▶ **Dataset excerpts**:
— START —
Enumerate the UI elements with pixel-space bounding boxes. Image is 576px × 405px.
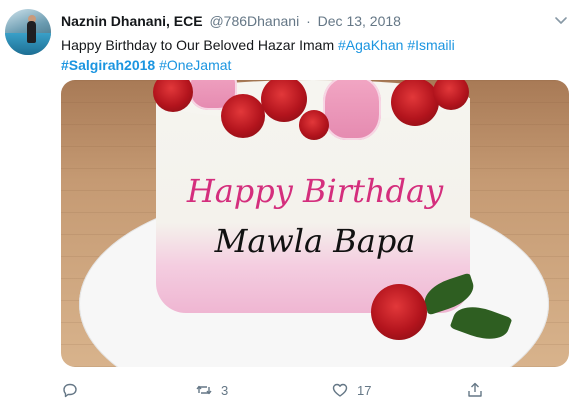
— END —
— START —
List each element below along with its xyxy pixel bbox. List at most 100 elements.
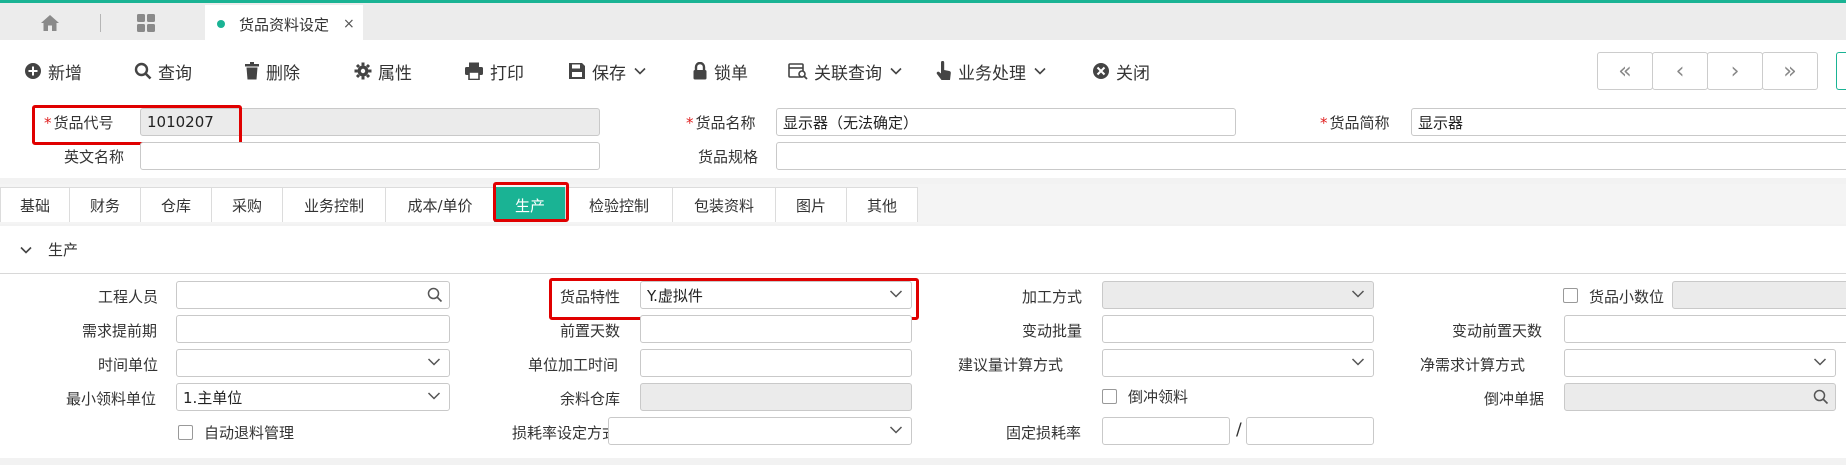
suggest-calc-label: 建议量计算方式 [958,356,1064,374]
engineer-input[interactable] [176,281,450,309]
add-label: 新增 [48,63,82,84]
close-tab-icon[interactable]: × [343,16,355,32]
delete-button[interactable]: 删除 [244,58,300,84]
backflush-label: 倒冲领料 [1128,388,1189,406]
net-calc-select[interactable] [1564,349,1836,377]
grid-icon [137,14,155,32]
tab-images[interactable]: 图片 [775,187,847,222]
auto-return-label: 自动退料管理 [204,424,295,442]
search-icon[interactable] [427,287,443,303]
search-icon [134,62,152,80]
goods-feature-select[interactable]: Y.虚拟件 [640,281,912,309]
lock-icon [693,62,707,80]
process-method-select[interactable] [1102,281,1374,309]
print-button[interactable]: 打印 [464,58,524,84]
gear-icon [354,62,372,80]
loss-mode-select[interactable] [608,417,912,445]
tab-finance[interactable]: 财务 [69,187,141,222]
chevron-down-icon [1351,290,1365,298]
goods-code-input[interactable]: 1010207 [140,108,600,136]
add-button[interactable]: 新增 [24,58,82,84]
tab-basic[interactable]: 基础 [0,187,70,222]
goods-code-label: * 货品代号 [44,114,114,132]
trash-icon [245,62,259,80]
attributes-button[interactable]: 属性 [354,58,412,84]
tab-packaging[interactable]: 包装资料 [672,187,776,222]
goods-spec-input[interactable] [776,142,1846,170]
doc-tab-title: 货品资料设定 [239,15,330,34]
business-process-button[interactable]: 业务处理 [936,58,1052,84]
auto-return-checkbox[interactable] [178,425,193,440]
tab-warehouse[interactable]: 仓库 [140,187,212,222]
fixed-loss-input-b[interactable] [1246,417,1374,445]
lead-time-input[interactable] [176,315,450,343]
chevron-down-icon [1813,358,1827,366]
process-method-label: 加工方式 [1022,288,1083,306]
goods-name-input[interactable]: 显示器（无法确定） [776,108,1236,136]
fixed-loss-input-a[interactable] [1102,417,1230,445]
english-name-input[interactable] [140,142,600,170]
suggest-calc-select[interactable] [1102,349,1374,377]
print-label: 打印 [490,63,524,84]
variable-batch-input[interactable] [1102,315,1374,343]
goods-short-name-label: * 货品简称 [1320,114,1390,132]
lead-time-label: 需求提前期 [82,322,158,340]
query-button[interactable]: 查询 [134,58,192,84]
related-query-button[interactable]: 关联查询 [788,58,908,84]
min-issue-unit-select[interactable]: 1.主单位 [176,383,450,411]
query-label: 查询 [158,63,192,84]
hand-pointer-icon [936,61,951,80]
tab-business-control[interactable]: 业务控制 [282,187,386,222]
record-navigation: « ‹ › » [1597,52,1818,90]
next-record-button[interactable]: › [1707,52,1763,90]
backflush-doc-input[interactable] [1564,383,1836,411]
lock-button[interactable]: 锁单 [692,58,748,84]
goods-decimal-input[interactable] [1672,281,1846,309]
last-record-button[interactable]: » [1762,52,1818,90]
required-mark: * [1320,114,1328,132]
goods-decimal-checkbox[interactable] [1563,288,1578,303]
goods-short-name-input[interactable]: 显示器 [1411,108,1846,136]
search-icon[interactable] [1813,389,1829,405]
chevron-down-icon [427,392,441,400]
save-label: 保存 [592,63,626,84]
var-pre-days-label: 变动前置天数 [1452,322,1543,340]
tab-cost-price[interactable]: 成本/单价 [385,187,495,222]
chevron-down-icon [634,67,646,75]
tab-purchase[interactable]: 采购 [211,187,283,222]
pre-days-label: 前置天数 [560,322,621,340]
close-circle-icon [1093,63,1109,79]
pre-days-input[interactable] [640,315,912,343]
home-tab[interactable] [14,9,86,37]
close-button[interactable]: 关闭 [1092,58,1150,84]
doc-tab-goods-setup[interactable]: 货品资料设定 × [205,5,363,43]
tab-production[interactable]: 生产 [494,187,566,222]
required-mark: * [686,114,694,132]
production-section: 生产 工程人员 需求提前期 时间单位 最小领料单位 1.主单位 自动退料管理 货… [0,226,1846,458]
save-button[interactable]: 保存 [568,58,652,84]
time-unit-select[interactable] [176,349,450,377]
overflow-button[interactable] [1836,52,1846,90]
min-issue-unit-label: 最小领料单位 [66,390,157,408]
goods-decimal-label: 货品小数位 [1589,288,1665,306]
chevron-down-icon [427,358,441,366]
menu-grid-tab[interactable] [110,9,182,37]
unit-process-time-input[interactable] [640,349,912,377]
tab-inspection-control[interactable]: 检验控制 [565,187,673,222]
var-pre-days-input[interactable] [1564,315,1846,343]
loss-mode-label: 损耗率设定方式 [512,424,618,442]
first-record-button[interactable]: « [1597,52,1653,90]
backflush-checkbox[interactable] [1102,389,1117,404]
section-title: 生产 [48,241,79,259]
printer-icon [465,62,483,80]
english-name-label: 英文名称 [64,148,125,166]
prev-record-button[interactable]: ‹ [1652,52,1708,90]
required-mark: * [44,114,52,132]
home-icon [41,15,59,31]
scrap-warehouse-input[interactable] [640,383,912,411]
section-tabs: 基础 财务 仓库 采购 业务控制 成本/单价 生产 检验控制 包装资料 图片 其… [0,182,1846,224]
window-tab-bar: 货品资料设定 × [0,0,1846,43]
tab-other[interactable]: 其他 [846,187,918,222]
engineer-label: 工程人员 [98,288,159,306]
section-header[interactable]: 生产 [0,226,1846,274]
— END —
▶ **Challenge**: Rewrite the lines from the one containing "List each element" through the one containing "doc-tab-title: 货品资料设定 [239,15,330,34]", inclusive, as a numbered list with no blank lines. Leave out the pictures.

▶ **Answer for the task**:
1. List each element below along with its xyxy pixel bbox. List at most 100 elements.
2. suggest-calc-label: 建议量计算方式 [958,356,1064,374]
3. engineer-input[interactable] [176,281,450,309]
4. add-label: 新增 [48,63,82,84]
5. close-tab-icon[interactable]: × [343,16,355,32]
6. delete-button[interactable]: 删除 [244,58,300,84]
7. backflush-label: 倒冲领料 [1128,388,1189,406]
8. net-calc-select[interactable] [1564,349,1836,377]
9. grid-icon [137,14,155,32]
10. tab-images[interactable]: 图片 [775,187,847,222]
11. auto-return-label: 自动退料管理 [204,424,295,442]
12. search-icon[interactable] [427,287,443,303]
13. search-icon [134,62,152,80]
14. goods-feature-select[interactable]: Y.虚拟件 [640,281,912,309]
15. lock-icon [693,62,707,80]
16. process-method-select[interactable] [1102,281,1374,309]
17. print-button[interactable]: 打印 [464,58,524,84]
18. gear-icon [354,62,372,80]
19. loss-mode-select[interactable] [608,417,912,445]
20. tab-finance[interactable]: 财务 [69,187,141,222]
21. chevron-down-icon [1351,290,1365,298]
22. goods-code-input[interactable]: 1010207 [140,108,600,136]
23. add-button[interactable]: 新增 [24,58,82,84]
24. tab-basic[interactable]: 基础 [0,187,70,222]
25. goods-code-label: * 货品代号 [44,114,114,132]
26. trash-icon [245,62,259,80]
27. attributes-button[interactable]: 属性 [354,58,412,84]
28. tab-packaging[interactable]: 包装资料 [672,187,776,222]
29. goods-spec-input[interactable] [776,142,1846,170]
30. doc-tab-title: 货品资料设定 [239,15,330,34]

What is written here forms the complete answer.